** Begin Supplied information **

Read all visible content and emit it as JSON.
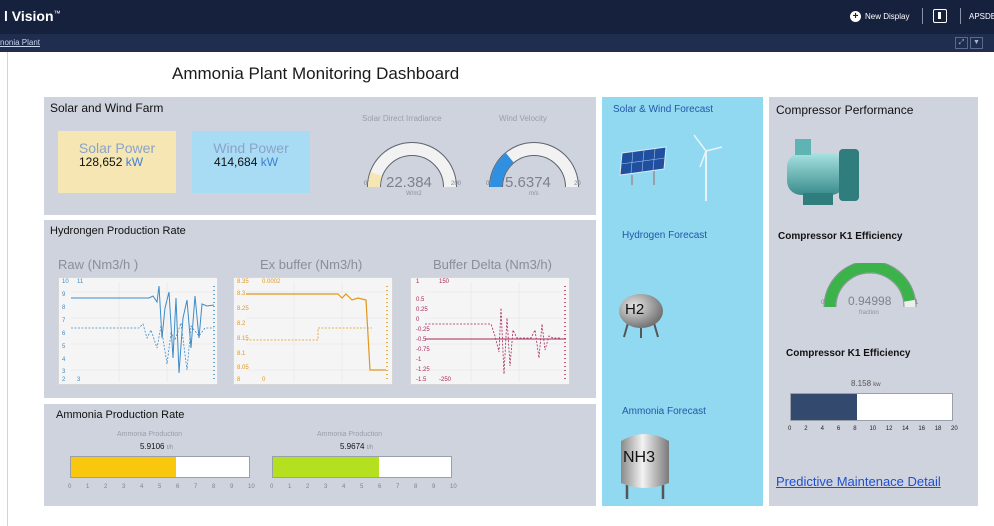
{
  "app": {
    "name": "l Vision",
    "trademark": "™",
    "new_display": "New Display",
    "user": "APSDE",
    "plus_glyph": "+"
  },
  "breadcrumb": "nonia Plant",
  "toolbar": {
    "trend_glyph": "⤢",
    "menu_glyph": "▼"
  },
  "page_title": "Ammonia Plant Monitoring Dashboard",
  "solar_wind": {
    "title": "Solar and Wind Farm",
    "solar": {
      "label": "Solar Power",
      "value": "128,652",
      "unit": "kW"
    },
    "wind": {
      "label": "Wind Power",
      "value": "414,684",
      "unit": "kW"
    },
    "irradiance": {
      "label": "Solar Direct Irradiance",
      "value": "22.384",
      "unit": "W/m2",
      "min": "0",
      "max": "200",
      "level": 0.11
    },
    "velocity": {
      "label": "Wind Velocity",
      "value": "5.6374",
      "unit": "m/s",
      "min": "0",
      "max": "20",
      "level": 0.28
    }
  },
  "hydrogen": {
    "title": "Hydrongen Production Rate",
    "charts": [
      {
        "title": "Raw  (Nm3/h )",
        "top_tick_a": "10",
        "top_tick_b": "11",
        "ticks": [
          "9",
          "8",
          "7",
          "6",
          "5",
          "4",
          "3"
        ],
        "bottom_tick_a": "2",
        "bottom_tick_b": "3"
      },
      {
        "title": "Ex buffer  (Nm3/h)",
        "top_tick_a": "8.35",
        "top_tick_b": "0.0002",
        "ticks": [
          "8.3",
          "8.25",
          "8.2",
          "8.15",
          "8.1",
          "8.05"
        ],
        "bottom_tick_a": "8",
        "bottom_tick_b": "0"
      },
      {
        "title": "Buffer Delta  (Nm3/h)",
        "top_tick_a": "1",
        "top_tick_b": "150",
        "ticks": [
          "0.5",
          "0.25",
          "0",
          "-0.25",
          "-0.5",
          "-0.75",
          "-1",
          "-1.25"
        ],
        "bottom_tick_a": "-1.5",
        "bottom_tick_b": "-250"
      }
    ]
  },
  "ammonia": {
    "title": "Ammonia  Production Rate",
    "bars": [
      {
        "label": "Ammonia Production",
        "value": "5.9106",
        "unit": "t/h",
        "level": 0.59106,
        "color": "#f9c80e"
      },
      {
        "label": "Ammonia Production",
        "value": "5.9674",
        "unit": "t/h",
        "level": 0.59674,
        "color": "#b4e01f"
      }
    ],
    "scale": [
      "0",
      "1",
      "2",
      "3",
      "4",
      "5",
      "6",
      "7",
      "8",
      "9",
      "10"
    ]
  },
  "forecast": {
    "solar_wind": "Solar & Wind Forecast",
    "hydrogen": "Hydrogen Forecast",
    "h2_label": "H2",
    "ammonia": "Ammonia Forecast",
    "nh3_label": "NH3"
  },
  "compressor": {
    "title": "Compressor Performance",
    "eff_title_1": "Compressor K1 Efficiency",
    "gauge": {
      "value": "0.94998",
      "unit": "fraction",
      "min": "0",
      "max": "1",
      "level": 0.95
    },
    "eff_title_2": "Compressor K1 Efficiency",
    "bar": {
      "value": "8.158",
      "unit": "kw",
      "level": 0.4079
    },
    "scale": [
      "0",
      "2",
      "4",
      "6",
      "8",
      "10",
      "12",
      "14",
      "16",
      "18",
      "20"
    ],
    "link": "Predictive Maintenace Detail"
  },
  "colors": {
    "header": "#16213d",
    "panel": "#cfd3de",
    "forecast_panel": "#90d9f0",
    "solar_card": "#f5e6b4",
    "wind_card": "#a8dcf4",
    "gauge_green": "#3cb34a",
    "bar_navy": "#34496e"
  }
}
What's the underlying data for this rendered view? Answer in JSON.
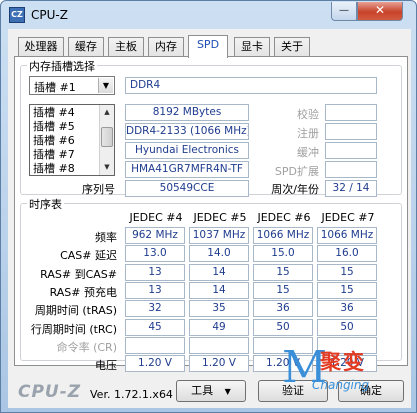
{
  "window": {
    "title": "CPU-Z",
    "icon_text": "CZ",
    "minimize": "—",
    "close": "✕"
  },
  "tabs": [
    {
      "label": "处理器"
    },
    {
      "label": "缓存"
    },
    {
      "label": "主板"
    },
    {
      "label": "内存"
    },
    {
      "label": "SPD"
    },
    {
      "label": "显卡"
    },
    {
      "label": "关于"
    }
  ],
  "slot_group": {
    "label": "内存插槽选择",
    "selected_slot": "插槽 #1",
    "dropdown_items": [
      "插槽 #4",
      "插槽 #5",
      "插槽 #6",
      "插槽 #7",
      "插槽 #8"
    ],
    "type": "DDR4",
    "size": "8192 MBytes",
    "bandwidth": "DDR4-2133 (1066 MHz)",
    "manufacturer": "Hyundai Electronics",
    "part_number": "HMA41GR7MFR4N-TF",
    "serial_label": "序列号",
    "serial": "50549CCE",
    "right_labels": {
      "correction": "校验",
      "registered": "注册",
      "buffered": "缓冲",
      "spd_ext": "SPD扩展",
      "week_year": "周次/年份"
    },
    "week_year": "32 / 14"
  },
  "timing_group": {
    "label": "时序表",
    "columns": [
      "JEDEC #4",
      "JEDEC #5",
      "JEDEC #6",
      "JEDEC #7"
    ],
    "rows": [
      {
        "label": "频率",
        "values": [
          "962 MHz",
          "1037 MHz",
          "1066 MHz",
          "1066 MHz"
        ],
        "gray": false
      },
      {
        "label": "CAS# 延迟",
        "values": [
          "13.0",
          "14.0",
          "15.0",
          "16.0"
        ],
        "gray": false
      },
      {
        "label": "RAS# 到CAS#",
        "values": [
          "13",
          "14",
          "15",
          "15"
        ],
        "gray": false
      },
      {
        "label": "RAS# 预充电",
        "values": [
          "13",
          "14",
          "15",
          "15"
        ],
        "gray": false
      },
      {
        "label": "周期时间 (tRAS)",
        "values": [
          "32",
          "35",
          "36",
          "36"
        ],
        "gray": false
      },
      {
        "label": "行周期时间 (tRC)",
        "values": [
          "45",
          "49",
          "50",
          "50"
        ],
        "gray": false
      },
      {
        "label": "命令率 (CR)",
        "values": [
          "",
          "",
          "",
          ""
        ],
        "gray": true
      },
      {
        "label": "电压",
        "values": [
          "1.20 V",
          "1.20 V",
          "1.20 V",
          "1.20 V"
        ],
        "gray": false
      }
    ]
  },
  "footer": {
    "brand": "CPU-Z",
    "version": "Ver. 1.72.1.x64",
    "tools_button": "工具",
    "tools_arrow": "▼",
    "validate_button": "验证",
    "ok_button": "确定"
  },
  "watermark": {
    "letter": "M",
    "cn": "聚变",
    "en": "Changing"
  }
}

** End Supplied information **
** Begin Supplied information **

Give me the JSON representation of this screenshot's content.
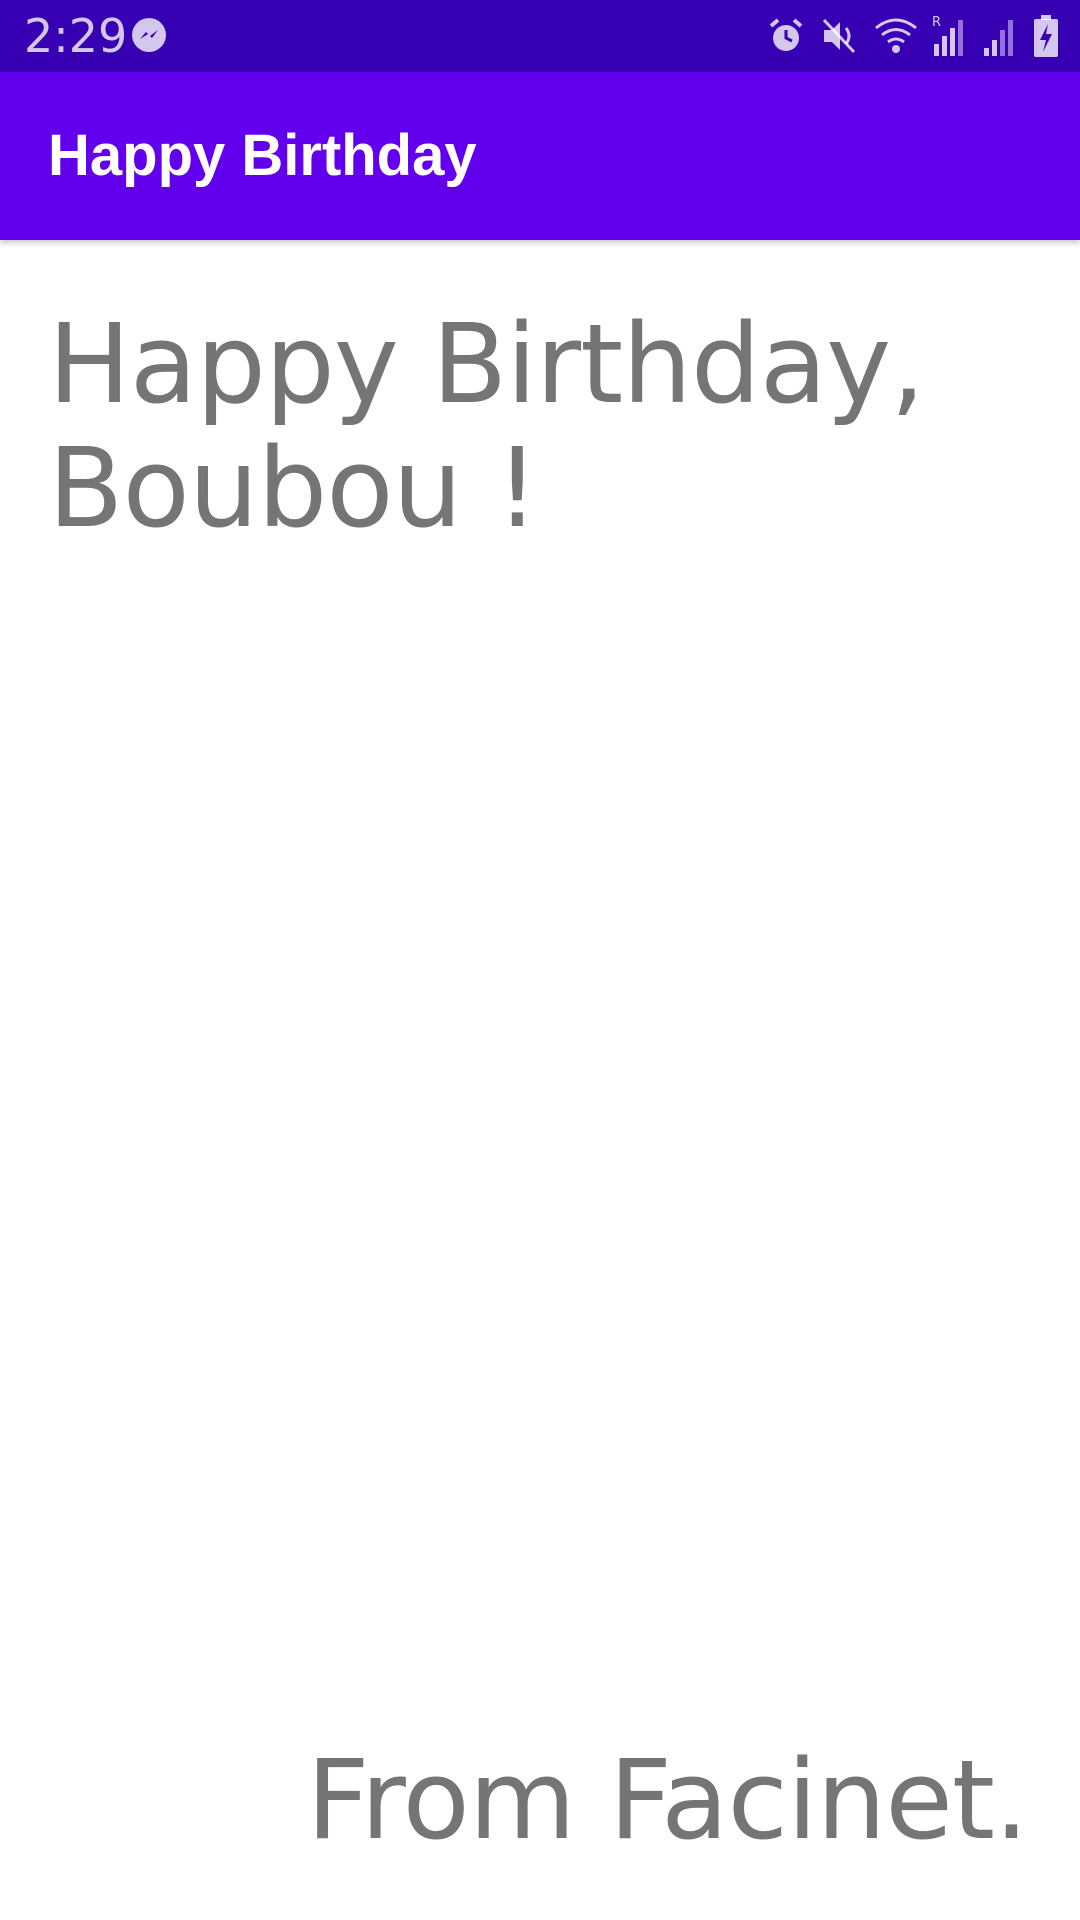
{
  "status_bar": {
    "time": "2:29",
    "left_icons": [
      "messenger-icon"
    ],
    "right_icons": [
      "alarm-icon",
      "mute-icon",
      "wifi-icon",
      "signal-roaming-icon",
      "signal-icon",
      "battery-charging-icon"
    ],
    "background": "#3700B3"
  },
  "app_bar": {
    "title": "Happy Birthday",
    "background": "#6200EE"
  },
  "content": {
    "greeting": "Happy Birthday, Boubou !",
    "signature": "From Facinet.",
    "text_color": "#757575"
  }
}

** End Supplied information **

Task to carry out —
Go through the preceding material and copy each line that has the word "Birthday".

Completed task —
    "title": "Happy Birthday",
    "greeting": "Happy Birthday, Boubou !",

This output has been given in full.